- _Problem_
Using the records below, report how many lines hold "ylabel", with no extra text.
•••••
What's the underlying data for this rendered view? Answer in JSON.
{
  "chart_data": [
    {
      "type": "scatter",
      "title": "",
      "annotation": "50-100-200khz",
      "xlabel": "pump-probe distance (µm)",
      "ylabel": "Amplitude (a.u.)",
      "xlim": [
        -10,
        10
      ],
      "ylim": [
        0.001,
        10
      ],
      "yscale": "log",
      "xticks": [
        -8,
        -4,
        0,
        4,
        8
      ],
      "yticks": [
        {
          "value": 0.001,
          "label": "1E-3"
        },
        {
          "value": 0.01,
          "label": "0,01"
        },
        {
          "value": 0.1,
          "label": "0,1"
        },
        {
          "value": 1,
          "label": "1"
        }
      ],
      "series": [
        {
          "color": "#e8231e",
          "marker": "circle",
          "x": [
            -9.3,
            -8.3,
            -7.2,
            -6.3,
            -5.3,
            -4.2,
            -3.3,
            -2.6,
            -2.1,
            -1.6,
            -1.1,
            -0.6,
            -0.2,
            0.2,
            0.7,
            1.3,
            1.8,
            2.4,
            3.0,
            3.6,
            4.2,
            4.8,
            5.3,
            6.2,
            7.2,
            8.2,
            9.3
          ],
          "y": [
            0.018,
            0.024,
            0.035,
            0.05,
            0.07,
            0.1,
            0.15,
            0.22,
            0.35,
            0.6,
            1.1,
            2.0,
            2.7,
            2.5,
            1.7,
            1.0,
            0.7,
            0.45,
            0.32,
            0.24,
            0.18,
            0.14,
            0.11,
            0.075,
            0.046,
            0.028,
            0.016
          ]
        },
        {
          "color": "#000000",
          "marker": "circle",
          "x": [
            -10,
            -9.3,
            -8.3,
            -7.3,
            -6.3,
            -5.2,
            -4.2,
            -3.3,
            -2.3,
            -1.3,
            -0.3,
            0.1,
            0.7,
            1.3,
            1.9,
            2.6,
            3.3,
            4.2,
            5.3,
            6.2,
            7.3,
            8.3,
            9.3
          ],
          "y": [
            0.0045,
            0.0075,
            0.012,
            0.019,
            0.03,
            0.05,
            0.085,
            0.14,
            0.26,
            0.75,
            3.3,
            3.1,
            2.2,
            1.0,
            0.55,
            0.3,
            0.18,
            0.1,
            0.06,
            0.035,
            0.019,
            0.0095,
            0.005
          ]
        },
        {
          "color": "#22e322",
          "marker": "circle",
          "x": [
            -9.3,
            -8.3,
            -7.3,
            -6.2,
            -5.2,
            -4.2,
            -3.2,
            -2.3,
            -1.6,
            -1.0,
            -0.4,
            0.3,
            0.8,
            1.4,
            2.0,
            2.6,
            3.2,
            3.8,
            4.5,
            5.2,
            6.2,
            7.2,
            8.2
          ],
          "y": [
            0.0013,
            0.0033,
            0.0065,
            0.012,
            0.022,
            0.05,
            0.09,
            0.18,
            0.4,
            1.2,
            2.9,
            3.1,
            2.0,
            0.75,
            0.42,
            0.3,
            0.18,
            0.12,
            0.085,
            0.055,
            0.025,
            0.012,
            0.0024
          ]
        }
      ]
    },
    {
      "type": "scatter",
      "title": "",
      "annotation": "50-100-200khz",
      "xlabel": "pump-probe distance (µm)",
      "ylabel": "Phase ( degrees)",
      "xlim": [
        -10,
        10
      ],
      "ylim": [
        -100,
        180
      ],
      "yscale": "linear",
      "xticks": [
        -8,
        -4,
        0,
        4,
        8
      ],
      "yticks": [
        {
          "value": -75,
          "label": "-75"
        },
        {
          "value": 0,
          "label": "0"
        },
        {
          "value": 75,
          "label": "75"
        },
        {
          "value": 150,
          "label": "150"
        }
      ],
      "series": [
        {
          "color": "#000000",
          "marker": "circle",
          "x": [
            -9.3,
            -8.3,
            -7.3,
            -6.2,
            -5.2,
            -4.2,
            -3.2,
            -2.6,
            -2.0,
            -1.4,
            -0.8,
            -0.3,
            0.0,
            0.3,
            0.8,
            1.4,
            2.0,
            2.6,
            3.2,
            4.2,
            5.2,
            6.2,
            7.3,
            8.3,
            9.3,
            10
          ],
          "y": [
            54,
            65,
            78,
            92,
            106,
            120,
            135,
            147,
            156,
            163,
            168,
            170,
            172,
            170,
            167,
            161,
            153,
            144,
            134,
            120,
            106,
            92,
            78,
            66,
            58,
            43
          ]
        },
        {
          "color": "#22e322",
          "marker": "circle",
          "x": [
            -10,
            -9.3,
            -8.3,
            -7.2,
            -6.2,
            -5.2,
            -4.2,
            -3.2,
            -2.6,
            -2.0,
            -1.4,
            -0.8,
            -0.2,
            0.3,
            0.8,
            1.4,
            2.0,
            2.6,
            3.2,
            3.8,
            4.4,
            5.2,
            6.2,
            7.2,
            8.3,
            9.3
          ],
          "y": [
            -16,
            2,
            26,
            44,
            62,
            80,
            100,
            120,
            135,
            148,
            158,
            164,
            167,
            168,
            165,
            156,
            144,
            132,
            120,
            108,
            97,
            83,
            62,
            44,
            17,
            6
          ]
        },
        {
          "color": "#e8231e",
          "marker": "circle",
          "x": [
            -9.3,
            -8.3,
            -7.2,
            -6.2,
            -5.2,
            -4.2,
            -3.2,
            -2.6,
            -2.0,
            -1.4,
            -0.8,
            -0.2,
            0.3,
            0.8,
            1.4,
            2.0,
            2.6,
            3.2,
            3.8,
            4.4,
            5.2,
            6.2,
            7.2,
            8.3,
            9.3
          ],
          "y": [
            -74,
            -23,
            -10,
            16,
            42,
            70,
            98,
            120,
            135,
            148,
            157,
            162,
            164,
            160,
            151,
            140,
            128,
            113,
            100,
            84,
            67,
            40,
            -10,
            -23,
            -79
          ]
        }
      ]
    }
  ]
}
•••••
- _Result below_
2